Exercise: Copy the data from its first line through the line holding "macd-hist-bar (516, 425, 539, 428)", inclusive, and switch "fib-label" to "fibonacci-label", leaving everything else unchanged.

Element box data:
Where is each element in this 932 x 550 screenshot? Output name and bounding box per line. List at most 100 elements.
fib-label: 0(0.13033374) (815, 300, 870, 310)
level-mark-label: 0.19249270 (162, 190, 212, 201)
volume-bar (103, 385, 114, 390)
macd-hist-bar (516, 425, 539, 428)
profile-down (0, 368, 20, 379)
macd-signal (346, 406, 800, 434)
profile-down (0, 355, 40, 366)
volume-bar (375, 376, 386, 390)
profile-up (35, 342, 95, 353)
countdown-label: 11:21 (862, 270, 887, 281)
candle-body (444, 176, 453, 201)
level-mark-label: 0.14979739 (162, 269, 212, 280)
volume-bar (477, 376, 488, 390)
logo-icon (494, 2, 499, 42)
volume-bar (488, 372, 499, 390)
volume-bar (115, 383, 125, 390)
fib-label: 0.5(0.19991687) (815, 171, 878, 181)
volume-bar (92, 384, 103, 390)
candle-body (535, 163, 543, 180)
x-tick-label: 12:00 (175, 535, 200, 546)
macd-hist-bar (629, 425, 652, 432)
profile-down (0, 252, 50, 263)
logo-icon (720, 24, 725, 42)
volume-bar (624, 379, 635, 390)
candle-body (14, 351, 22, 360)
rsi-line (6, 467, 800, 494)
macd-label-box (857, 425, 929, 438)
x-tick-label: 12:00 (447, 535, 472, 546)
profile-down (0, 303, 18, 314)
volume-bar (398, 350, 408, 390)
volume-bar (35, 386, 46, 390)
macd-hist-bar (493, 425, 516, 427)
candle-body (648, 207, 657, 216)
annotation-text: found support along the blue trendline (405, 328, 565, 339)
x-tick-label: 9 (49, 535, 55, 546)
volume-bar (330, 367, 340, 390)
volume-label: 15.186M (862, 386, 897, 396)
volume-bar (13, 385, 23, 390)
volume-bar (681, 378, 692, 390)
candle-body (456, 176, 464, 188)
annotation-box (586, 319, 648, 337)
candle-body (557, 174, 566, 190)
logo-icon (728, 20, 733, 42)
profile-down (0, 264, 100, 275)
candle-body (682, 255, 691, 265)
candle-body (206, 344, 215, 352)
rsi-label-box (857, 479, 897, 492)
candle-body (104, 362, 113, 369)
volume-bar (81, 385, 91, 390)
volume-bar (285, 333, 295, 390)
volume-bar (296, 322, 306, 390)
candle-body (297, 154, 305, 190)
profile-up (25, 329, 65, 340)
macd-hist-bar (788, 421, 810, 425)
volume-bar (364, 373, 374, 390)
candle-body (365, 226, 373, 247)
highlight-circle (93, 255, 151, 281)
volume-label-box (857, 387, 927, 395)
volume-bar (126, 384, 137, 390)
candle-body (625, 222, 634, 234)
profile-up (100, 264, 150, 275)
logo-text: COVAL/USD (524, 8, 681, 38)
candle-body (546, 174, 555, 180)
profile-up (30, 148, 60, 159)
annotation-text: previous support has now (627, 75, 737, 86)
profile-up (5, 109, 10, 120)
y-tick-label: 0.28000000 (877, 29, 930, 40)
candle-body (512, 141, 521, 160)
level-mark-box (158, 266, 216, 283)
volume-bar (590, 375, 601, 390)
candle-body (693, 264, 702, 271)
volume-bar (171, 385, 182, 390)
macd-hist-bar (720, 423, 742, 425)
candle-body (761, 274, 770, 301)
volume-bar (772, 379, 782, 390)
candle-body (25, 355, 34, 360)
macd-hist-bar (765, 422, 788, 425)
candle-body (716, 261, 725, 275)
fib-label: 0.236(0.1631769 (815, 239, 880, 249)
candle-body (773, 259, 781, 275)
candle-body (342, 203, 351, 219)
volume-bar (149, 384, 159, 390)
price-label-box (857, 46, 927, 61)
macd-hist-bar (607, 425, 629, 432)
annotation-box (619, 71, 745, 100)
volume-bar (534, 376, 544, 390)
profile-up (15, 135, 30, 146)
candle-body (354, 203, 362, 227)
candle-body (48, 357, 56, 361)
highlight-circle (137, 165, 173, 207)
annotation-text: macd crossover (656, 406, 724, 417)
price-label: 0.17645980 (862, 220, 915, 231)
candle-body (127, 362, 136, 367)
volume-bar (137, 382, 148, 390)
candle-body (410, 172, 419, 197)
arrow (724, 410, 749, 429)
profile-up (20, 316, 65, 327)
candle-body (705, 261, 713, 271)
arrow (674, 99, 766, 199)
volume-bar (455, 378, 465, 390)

The reply:
Where is each element in this 932 x 550 screenshot? Output name and bounding box per line. List at most 100 elements.
fibonacci-label: 0(0.13033374) (815, 300, 870, 310)
level-mark-label: 0.19249270 (162, 190, 212, 201)
volume-bar (103, 385, 114, 390)
macd-hist-bar (516, 425, 539, 428)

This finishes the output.